#### THE REQUEST
Look through the records below and collect all lines that hold the string "establece".

***

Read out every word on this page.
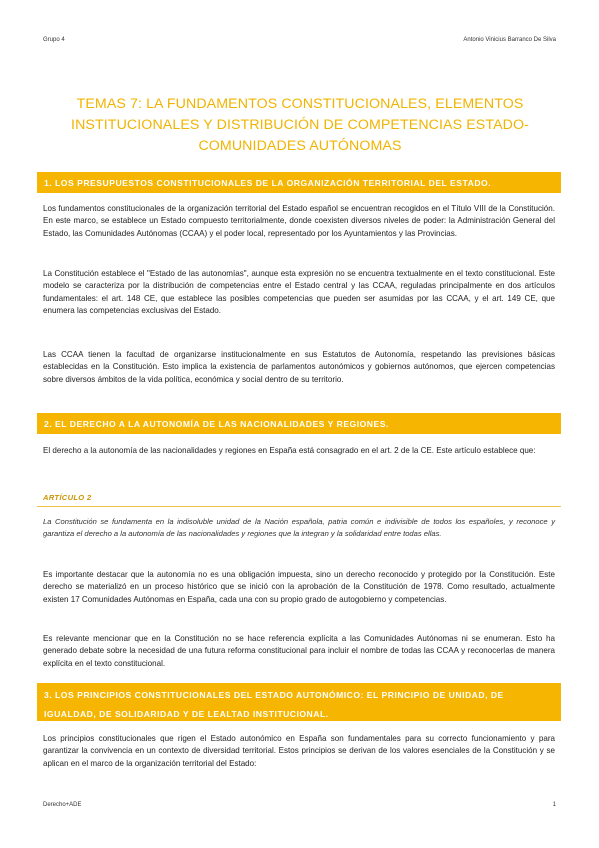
Grupo 4	Antonio Vinicius Barranco De Silva
TEMAS 7: LA FUNDAMENTOS CONSTITUCIONALES, ELEMENTOS INSTITUCIONALES Y DISTRIBUCIÓN DE COMPETENCIAS ESTADO-COMUNIDADES AUTÓNOMAS
1. LOS PRESUPUESTOS CONSTITUCIONALES DE LA ORGANIZACIÓN TERRITORIAL DEL ESTADO.
Los fundamentos constitucionales de la organización territorial del Estado español se encuentran recogidos en el Título VIII de la Constitución. En este marco, se establece un Estado compuesto territorialmente, donde coexisten diversos niveles de poder: la Administración General del Estado, las Comunidades Autónomas (CCAA) y el poder local, representado por los Ayuntamientos y las Provincias.
La Constitución establece el "Estado de las autonomías", aunque esta expresión no se encuentra textualmente en el texto constitucional. Este modelo se caracteriza por la distribución de competencias entre el Estado central y las CCAA, reguladas principalmente en dos artículos fundamentales: el art. 148 CE, que establece las posibles competencias que pueden ser asumidas por las CCAA, y el art. 149 CE, que enumera las competencias exclusivas del Estado.
Las CCAA tienen la facultad de organizarse institucionalmente en sus Estatutos de Autonomía, respetando las previsiones básicas establecidas en la Constitución. Esto implica la existencia de parlamentos autonómicos y gobiernos autónomos, que ejercen competencias sobre diversos ámbitos de la vida política, económica y social dentro de su territorio.
2. EL DERECHO A LA AUTONOMÍA DE LAS NACIONALIDADES Y REGIONES.
El derecho a la autonomía de las nacionalidades y regiones en España está consagrado en el art. 2 de la CE. Este artículo establece que:
ARTÍCULO 2
La Constitución se fundamenta en la indisoluble unidad de la Nación española, patria común e indivisible de todos los españoles, y reconoce y garantiza el derecho a la autonomía de las nacionalidades y regiones que la integran y la solidaridad entre todas ellas.
Es importante destacar que la autonomía no es una obligación impuesta, sino un derecho reconocido y protegido por la Constitución. Este derecho se materializó en un proceso histórico que se inició con la aprobación de la Constitución de 1978. Como resultado, actualmente existen 17 Comunidades Autónomas en España, cada una con su propio grado de autogobierno y competencias.
Es relevante mencionar que en la Constitución no se hace referencia explícita a las Comunidades Autónomas ni se enumeran. Esto ha generado debate sobre la necesidad de una futura reforma constitucional para incluir el nombre de todas las CCAA y reconocerlas de manera explícita en el texto constitucional.
3. LOS PRINCIPIOS CONSTITUCIONALES DEL ESTADO AUTONÓMICO: EL PRINCIPIO DE UNIDAD, DE IGUALDAD, DE SOLIDARIDAD Y DE LEALTAD INSTITUCIONAL.
Los principios constitucionales que rigen el Estado autonómico en España son fundamentales para su correcto funcionamiento y para garantizar la convivencia en un contexto de diversidad territorial. Estos principios se derivan de los valores esenciales de la Constitución y se aplican en el marco de la organización territorial del Estado:
Derecho+ADE	1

***

#### SOLUTION TO THIS PROBLEM
Los fundamentos constitucionales de la organización territorial del Estado español se encuentran recogidos en el Título VIII de la Constitución. En este marco, se establece un Estado compuesto territorialmente, donde coexisten diversos niveles de poder: la Administración General del Estado, las Comunidades Autónomas (CCAA) y el poder local, representado por los Ayuntamientos y las Provincias.
La Constitución establece el "Estado de las autonomías", aunque esta expresión no se encuentra textualmente en el texto constitucional. Este modelo se caracteriza por la distribución de competencias entre el Estado central y las CCAA, reguladas principalmente en dos artículos fundamentales: el art. 148 CE, que establece las posibles competencias que pueden ser asumidas por las CCAA, y el art. 149 CE, que enumera las competencias exclusivas del Estado.
El derecho a la autonomía de las nacionalidades y regiones en España está consagrado en el art. 2 de la CE. Este artículo establece que:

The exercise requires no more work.